■ **WHAT YOU NEED TO DO**:
Pick out the lines below that include the string "倾力奉献社会".

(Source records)
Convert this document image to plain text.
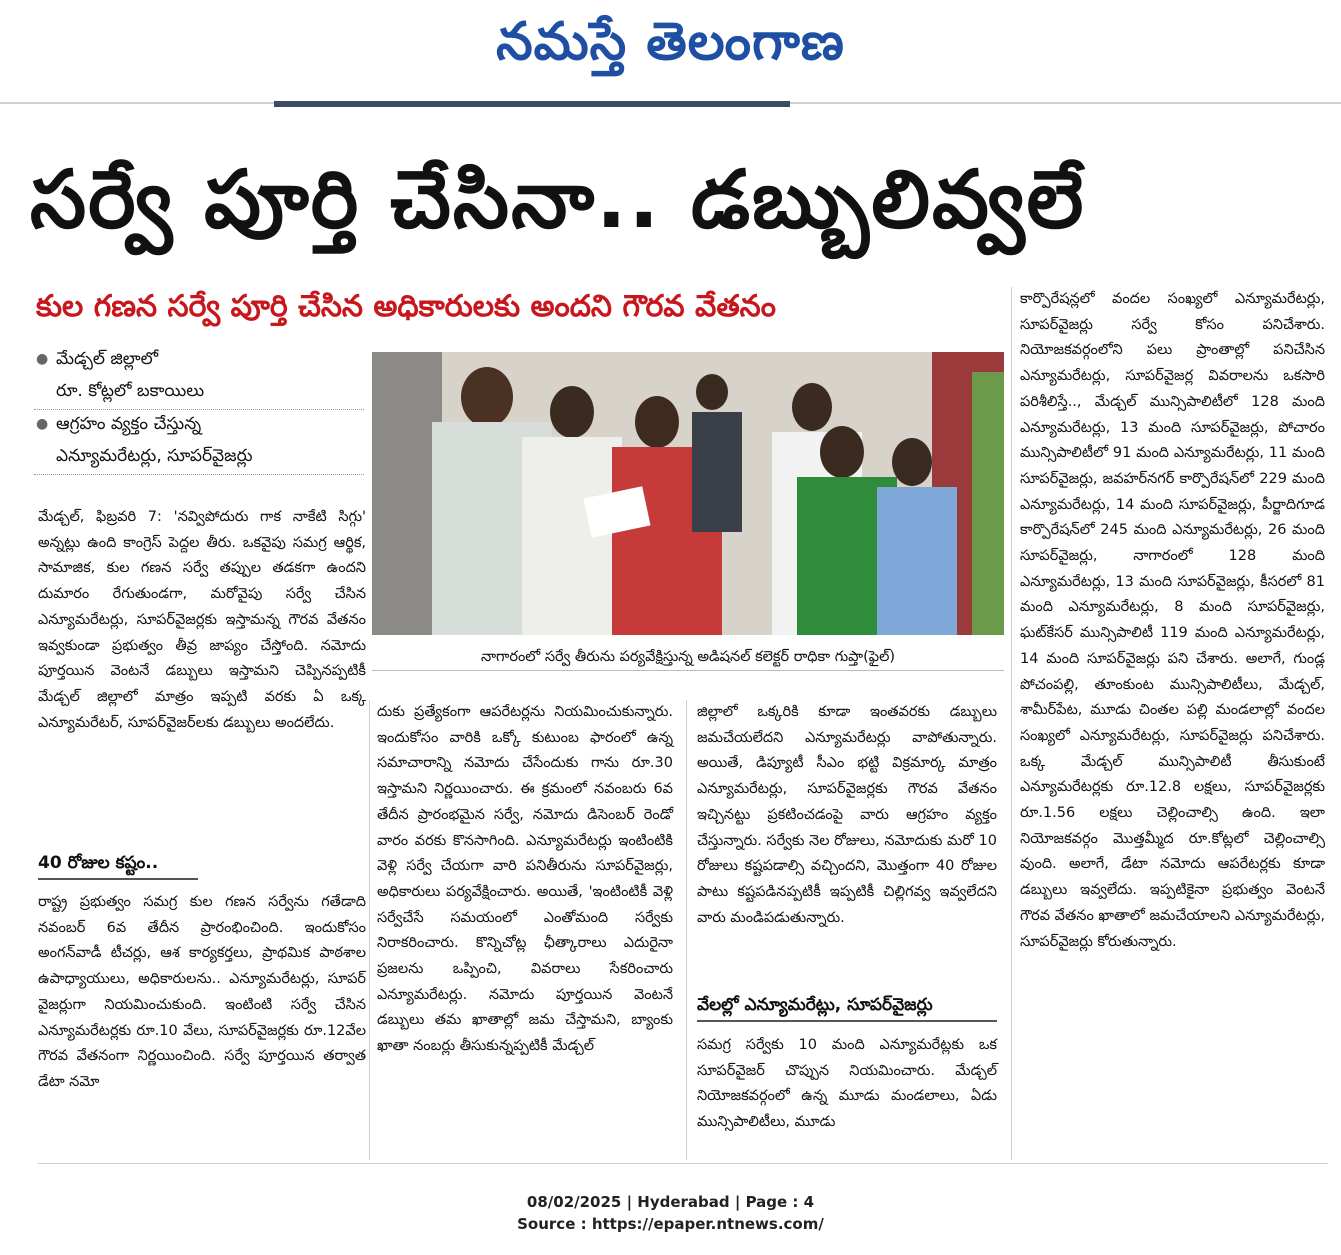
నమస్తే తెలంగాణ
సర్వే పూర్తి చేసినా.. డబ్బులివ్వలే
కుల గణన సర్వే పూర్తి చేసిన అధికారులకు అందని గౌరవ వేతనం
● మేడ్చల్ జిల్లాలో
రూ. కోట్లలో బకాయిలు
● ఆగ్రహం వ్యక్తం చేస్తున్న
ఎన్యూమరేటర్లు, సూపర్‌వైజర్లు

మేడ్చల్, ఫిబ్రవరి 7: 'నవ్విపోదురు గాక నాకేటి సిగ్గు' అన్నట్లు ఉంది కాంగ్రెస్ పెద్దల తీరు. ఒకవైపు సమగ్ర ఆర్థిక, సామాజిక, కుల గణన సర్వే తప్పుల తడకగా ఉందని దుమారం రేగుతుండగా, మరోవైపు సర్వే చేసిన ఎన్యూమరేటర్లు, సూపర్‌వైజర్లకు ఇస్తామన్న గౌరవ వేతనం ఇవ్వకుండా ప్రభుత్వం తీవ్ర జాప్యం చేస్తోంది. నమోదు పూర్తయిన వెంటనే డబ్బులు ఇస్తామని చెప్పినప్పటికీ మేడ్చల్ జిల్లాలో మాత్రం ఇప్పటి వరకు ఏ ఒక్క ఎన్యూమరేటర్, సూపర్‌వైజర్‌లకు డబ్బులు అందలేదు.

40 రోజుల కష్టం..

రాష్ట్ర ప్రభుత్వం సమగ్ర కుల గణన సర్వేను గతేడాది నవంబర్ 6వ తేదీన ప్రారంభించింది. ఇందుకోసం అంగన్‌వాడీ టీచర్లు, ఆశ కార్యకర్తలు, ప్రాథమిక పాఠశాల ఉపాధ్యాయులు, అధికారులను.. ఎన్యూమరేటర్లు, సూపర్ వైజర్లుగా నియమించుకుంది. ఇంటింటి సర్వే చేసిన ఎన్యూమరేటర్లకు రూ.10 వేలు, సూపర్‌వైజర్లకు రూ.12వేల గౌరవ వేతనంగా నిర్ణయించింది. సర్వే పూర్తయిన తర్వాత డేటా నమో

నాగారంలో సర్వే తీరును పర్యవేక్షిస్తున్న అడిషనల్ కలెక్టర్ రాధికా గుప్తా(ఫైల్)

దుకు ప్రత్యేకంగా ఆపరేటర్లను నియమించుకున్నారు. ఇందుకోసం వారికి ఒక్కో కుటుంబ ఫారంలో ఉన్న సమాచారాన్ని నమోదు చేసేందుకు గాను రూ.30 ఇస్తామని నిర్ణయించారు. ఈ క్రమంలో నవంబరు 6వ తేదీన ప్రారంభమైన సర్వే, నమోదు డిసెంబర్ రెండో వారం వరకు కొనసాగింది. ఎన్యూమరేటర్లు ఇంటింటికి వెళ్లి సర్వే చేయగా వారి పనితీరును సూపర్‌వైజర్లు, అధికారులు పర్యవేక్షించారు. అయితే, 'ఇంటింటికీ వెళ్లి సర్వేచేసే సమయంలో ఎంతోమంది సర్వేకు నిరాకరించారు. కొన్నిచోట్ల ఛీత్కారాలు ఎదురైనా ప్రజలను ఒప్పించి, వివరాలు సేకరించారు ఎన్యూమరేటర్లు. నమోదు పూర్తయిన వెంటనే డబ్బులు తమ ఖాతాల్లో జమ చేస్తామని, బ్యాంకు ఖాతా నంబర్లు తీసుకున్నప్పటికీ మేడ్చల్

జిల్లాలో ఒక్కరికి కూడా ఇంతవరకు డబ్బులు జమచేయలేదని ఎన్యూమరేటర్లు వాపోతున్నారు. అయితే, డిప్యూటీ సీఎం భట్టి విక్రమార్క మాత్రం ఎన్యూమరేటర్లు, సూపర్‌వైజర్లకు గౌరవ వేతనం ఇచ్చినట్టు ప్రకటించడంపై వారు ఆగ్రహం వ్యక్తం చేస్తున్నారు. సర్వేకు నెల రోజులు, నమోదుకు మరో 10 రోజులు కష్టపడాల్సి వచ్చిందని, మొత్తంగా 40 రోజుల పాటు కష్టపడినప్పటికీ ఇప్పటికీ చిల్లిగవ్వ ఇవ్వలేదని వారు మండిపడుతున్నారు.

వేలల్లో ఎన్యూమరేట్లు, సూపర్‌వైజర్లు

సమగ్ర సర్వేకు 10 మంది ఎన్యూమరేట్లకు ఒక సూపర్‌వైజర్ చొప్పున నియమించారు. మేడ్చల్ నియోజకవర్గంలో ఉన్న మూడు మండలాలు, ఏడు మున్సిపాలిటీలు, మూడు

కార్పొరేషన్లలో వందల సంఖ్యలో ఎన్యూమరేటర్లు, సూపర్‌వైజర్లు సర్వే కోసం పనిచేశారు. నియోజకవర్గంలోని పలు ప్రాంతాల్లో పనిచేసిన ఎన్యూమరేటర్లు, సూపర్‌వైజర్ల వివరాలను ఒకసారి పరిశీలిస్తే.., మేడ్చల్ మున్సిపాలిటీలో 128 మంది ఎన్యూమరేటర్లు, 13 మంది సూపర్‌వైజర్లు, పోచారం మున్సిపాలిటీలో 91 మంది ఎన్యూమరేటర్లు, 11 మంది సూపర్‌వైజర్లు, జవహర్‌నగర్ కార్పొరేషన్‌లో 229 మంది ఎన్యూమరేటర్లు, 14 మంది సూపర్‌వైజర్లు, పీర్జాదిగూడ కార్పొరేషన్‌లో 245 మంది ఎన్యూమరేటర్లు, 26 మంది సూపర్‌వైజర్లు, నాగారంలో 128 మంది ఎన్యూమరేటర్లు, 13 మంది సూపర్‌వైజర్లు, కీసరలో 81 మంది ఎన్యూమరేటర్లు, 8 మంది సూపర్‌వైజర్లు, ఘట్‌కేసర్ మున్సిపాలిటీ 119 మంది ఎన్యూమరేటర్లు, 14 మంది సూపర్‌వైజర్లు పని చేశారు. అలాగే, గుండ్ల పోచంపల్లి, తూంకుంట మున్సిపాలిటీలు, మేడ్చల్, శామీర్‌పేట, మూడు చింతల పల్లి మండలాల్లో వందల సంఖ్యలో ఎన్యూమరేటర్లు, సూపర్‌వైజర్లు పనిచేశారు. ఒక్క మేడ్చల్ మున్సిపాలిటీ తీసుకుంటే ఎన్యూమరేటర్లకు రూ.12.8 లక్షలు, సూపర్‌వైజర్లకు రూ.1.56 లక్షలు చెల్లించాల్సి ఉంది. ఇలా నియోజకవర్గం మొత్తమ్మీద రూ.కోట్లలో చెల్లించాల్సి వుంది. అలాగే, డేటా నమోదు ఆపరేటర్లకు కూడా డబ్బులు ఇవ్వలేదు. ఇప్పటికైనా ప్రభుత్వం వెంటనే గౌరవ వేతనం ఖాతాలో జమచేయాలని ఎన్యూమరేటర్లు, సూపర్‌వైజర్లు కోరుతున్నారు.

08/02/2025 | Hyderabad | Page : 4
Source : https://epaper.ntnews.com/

---

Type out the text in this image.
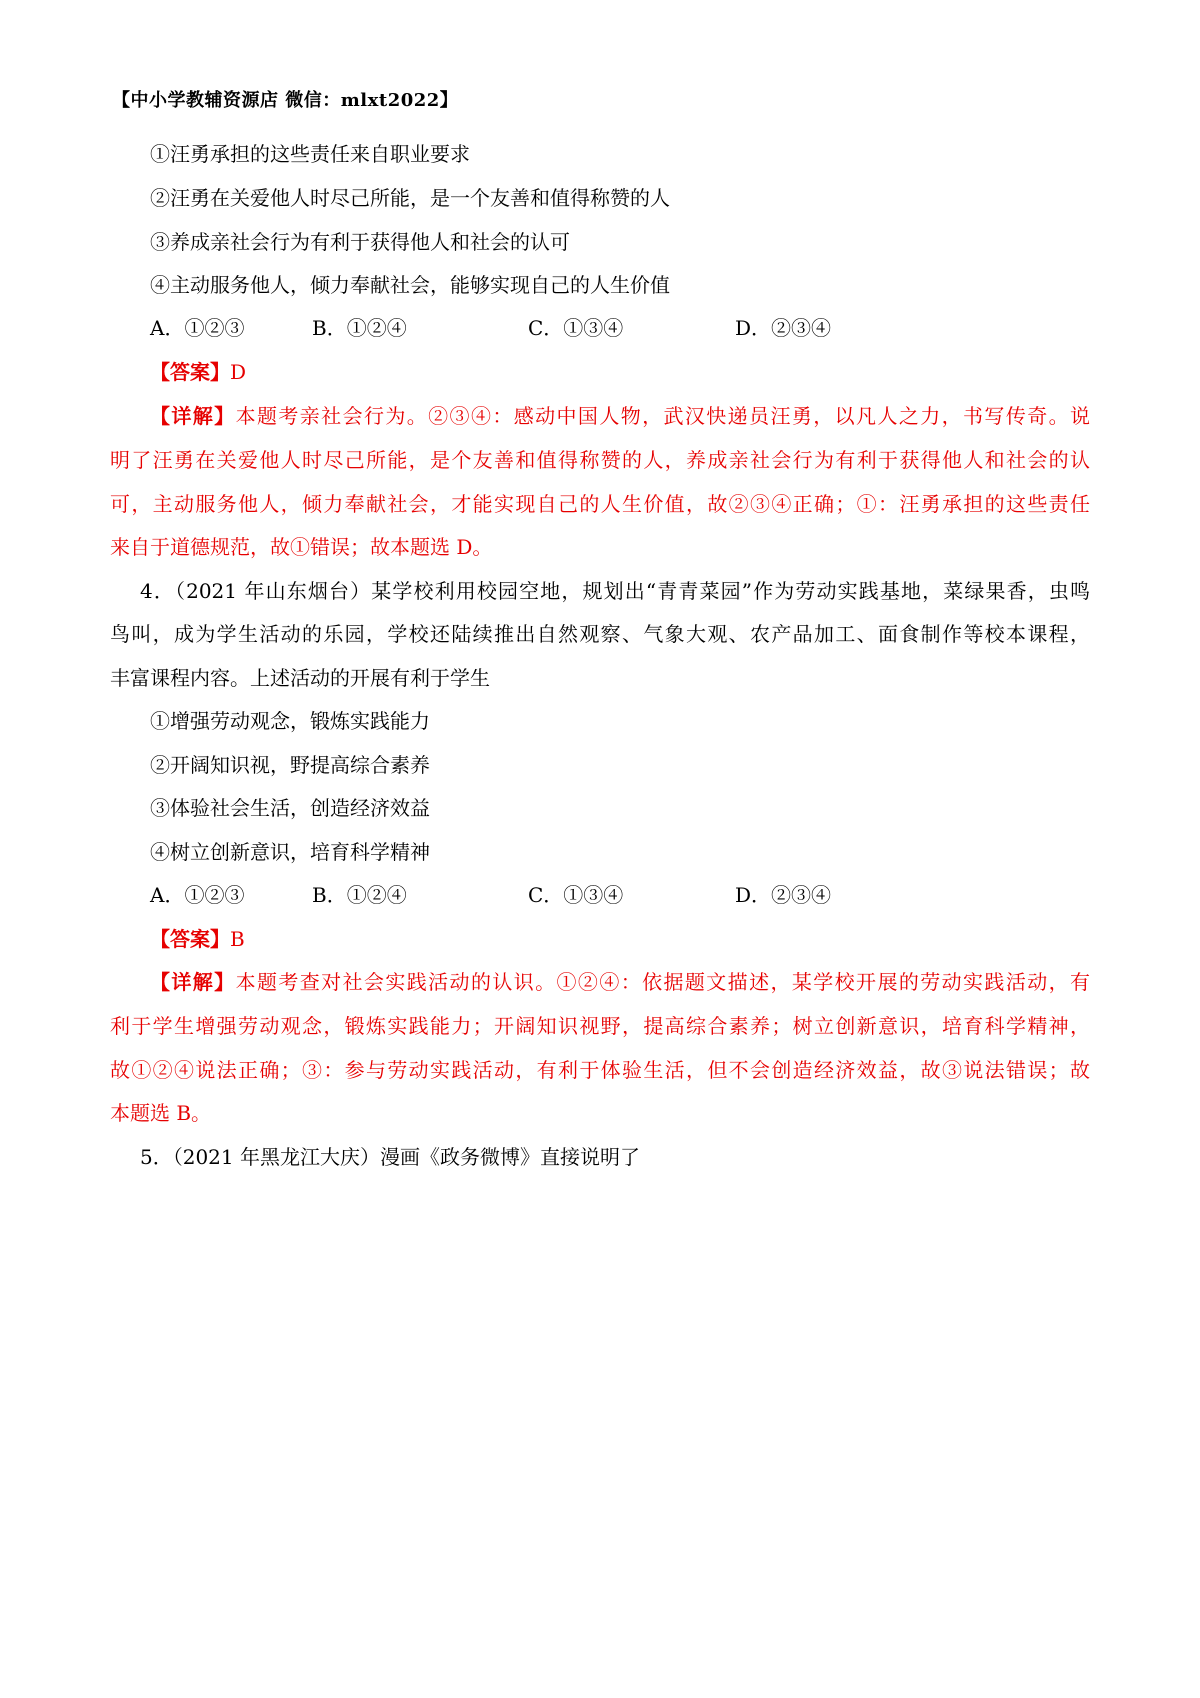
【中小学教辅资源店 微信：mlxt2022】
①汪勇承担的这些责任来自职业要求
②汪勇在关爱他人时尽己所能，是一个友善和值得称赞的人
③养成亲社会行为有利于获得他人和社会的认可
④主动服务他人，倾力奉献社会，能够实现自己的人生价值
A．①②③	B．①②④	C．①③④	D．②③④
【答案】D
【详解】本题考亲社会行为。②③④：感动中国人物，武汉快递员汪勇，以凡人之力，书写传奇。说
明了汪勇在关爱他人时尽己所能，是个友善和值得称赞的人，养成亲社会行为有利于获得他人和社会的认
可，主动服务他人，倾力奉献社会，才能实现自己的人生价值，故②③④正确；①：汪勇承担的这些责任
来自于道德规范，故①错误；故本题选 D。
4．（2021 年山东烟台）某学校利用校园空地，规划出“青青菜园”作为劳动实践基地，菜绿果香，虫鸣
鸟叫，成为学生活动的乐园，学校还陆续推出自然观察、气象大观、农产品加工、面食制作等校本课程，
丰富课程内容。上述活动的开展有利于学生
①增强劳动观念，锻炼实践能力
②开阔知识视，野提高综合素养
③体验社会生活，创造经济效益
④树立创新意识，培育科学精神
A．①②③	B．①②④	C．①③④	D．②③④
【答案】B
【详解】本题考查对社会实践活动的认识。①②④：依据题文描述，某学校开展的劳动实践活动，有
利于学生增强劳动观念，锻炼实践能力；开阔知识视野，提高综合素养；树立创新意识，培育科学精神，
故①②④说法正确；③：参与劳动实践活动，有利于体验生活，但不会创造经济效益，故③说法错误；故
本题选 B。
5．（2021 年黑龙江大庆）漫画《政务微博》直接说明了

■ **FULL ANSWER**:
④主动服务他人，倾力奉献社会，能够实现自己的人生价值
可，主动服务他人，倾力奉献社会，才能实现自己的人生价值，故②③④正确；①：汪勇承担的这些责任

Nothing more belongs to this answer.